Requirement
Show every line containing "Weighted" by copying it.

□ □ □ □ □

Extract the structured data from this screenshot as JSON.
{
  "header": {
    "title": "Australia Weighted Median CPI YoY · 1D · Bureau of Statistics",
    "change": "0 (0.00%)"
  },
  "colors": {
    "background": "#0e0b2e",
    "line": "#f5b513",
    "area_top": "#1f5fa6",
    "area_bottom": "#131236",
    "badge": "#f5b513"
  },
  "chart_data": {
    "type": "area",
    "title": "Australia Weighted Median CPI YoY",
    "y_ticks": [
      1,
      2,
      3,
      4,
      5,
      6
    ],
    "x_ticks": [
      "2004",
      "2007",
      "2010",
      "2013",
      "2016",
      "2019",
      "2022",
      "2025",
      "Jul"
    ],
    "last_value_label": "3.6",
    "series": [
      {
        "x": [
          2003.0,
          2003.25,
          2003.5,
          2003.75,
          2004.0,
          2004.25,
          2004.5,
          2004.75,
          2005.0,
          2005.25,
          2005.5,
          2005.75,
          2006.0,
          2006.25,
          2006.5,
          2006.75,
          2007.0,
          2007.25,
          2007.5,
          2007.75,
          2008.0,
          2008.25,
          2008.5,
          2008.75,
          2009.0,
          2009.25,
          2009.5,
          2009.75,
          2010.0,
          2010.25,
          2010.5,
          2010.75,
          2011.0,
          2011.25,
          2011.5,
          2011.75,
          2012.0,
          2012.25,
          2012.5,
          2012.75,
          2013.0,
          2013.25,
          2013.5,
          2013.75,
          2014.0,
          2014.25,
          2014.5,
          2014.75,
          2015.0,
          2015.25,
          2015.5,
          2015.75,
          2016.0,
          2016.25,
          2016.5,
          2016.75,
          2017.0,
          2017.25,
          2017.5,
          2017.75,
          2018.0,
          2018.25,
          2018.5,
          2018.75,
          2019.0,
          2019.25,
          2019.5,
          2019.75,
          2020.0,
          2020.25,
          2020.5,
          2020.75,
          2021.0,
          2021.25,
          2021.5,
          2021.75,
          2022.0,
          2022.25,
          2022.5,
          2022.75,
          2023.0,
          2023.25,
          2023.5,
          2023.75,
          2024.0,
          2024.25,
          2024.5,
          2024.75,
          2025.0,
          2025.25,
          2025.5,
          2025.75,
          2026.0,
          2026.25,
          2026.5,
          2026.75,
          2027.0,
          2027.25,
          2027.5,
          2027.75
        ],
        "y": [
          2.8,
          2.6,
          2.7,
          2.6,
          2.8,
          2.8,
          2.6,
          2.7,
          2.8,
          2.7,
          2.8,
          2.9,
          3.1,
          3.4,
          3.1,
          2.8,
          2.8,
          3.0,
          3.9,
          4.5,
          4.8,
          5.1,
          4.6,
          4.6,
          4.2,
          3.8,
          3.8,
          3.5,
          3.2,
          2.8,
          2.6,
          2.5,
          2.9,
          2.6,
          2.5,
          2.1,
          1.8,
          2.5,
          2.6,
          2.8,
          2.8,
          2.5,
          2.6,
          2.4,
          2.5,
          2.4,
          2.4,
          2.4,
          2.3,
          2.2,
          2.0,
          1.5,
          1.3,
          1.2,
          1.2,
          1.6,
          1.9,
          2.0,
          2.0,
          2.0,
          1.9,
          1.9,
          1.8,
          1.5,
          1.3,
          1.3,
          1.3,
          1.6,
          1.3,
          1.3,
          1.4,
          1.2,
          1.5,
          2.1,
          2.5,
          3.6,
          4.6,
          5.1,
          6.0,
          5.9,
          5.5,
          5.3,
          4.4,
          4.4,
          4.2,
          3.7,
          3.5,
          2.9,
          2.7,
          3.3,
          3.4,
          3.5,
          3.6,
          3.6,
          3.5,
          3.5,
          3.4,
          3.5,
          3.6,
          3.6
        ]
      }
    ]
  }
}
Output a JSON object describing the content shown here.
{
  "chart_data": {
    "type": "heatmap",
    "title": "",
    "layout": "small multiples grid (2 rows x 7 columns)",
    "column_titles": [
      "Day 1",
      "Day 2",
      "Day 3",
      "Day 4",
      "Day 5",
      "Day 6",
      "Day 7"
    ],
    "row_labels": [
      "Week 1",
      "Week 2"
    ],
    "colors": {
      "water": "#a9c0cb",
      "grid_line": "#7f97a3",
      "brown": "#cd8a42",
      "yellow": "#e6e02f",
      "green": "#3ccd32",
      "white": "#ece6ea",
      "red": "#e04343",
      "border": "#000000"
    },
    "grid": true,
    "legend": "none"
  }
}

□ □ □ □ □

Correct response
    "title": "Australia Weighted Median CPI YoY · 1D · Bureau of Statistics",
    "title": "Australia Weighted Median CPI YoY",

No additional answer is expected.